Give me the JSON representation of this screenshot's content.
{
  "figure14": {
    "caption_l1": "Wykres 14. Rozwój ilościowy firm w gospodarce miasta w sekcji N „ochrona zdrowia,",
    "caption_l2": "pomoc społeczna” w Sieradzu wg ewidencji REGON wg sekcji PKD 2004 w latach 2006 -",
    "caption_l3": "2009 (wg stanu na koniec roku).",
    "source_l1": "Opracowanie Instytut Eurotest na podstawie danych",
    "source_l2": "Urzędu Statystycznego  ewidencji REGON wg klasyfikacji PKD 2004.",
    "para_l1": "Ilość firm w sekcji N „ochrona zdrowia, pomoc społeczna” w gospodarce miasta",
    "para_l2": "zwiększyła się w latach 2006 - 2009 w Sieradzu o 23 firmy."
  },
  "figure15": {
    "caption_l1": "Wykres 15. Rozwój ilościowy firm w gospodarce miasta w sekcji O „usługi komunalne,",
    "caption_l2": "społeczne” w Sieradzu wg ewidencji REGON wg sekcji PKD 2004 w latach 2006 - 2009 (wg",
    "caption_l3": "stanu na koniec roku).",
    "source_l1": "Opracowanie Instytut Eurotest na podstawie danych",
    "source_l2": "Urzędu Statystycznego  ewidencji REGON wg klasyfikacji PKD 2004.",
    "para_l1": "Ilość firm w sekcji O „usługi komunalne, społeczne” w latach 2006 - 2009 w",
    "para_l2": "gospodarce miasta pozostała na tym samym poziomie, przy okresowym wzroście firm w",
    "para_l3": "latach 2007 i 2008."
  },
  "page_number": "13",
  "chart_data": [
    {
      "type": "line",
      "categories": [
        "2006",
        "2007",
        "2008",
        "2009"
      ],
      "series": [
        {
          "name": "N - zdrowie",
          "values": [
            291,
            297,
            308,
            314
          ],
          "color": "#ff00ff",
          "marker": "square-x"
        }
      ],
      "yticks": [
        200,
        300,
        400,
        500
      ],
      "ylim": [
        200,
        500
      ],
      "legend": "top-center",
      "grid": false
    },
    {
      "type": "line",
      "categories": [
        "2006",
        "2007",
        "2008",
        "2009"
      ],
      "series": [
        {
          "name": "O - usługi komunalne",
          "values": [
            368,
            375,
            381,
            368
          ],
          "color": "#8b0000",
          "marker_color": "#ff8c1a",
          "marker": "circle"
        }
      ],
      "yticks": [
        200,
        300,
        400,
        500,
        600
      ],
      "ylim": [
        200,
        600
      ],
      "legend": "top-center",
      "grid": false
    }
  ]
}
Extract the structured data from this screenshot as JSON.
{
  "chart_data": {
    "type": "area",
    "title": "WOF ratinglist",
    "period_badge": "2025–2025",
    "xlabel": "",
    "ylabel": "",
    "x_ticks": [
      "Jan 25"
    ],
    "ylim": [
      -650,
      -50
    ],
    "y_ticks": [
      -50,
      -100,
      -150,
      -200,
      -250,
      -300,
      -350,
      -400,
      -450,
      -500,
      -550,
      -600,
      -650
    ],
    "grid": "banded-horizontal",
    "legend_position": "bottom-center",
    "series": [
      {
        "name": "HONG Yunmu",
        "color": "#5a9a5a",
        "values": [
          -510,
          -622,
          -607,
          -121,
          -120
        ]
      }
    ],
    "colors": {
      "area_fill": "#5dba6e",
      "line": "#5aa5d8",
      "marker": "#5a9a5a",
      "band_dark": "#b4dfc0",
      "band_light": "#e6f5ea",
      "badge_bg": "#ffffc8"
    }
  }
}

§ Short exercise:
Go back to the listing above and please repeat it exactly.

§ Correct result:
Give me the JSON representation of this screenshot's content.
{
  "figure14": {
    "caption_l1": "Wykres 14. Rozwój ilościowy firm w gospodarce miasta w sekcji N „ochrona zdrowia,",
    "caption_l2": "pomoc społeczna” w Sieradzu wg ewidencji REGON wg sekcji PKD 2004 w latach 2006 -",
    "caption_l3": "2009 (wg stanu na koniec roku).",
    "source_l1": "Opracowanie Instytut Eurotest na podstawie danych",
    "source_l2": "Urzędu Statystycznego  ewidencji REGON wg klasyfikacji PKD 2004.",
    "para_l1": "Ilość firm w sekcji N „ochrona zdrowia, pomoc społeczna” w gospodarce miasta",
    "para_l2": "zwiększyła się w latach 2006 - 2009 w Sieradzu o 23 firmy."
  },
  "figure15": {
    "caption_l1": "Wykres 15. Rozwój ilościowy firm w gospodarce miasta w sekcji O „usługi komunalne,",
    "caption_l2": "społeczne” w Sieradzu wg ewidencji REGON wg sekcji PKD 2004 w latach 2006 - 2009 (wg",
    "caption_l3": "stanu na koniec roku).",
    "source_l1": "Opracowanie Instytut Eurotest na podstawie danych",
    "source_l2": "Urzędu Statystycznego  ewidencji REGON wg klasyfikacji PKD 2004.",
    "para_l1": "Ilość firm w sekcji O „usługi komunalne, społeczne” w latach 2006 - 2009 w",
    "para_l2": "gospodarce miasta pozostała na tym samym poziomie, przy okresowym wzroście firm w",
    "para_l3": "latach 2007 i 2008."
  },
  "page_number": "13",
  "chart_data": [
    {
      "type": "line",
      "categories": [
        "2006",
        "2007",
        "2008",
        "2009"
      ],
      "series": [
        {
          "name": "N - zdrowie",
          "values": [
            291,
            297,
            308,
            314
          ],
          "color": "#ff00ff",
          "marker": "square-x"
        }
      ],
      "yticks": [
        200,
        300,
        400,
        500
      ],
      "ylim": [
        200,
        500
      ],
      "legend": "top-center",
      "grid": false
    },
    {
      "type": "line",
      "categories": [
        "2006",
        "2007",
        "2008",
        "2009"
      ],
      "series": [
        {
          "name": "O - usługi komunalne",
          "values": [
            368,
            375,
            381,
            368
          ],
          "color": "#8b0000",
          "marker_color": "#ff8c1a",
          "marker": "circle"
        }
      ],
      "yticks": [
        200,
        300,
        400,
        500,
        600
      ],
      "ylim": [
        200,
        600
      ],
      "legend": "top-center",
      "grid": false
    }
  ]
}
Extract the structured data from this screenshot as JSON.
{
  "chart_data": {
    "type": "area",
    "title": "WOF ratinglist",
    "period_badge": "2025–2025",
    "xlabel": "",
    "ylabel": "",
    "x_ticks": [
      "Jan 25"
    ],
    "ylim": [
      -650,
      -50
    ],
    "y_ticks": [
      -50,
      -100,
      -150,
      -200,
      -250,
      -300,
      -350,
      -400,
      -450,
      -500,
      -550,
      -600,
      -650
    ],
    "grid": "banded-horizontal",
    "legend_position": "bottom-center",
    "series": [
      {
        "name": "HONG Yunmu",
        "color": "#5a9a5a",
        "values": [
          -510,
          -622,
          -607,
          -121,
          -120
        ]
      }
    ],
    "colors": {
      "area_fill": "#5dba6e",
      "line": "#5aa5d8",
      "marker": "#5a9a5a",
      "band_dark": "#b4dfc0",
      "band_light": "#e6f5ea",
      "badge_bg": "#ffffc8"
    }
  }
}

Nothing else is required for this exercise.